[Dataset rows]
-- BEGIN --

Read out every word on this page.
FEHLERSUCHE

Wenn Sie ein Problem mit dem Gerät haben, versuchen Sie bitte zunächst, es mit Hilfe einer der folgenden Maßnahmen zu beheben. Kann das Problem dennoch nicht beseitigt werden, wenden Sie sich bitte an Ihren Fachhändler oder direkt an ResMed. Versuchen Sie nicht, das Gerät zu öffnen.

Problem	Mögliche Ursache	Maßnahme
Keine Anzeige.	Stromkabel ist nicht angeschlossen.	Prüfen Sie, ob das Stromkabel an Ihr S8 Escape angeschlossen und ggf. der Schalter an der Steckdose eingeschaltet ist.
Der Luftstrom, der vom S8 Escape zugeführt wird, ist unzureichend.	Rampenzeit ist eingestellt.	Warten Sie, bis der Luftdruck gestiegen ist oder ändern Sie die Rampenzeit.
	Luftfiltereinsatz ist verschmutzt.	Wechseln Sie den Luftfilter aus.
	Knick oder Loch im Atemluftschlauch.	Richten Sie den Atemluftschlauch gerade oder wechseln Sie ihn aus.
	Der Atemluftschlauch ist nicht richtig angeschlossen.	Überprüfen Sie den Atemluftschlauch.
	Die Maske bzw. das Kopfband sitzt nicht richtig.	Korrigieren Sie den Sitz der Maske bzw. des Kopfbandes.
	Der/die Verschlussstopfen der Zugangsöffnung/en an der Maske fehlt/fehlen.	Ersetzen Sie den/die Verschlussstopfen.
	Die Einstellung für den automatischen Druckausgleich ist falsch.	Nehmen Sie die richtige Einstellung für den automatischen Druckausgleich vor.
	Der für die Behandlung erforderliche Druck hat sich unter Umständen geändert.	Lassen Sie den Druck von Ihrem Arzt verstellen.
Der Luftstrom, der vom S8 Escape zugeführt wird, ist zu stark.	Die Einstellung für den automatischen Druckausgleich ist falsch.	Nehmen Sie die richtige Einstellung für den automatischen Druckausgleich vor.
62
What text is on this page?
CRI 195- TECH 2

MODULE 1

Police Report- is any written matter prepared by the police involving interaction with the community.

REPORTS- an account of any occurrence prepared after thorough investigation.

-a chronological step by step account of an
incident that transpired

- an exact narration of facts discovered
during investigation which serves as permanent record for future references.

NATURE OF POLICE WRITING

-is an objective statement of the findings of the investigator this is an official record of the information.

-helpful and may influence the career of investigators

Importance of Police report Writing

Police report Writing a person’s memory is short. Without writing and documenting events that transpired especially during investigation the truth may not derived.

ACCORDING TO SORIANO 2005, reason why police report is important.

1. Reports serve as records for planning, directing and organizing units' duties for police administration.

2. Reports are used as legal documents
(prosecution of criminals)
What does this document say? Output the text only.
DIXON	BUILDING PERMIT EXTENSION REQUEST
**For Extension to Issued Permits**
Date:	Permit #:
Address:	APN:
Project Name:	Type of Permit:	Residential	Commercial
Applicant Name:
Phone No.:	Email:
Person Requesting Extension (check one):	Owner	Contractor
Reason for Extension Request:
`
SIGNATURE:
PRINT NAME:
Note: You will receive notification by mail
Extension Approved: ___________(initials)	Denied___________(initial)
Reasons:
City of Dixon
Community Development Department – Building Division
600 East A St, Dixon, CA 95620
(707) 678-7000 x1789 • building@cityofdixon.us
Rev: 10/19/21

-- END --

* _Set problem_
Repeat exactly, and only, the lines from the line with "What does this" through the end of the listing above, both ends included.

* _Output for this task_
What does this document say? Output the text only.
DIXON	BUILDING PERMIT EXTENSION REQUEST
**For Extension to Issued Permits**
Date:	Permit #:
Address:	APN:
Project Name:	Type of Permit:	Residential	Commercial
Applicant Name:
Phone No.:	Email:
Person Requesting Extension (check one):	Owner	Contractor
Reason for Extension Request:
`
SIGNATURE:
PRINT NAME:
Note: You will receive notification by mail
Extension Approved: ___________(initials)	Denied___________(initial)
Reasons:
City of Dixon
Community Development Department – Building Division
600 East A St, Dixon, CA 95620
(707) 678-7000 x1789 • building@cityofdixon.us
Rev: 10/19/21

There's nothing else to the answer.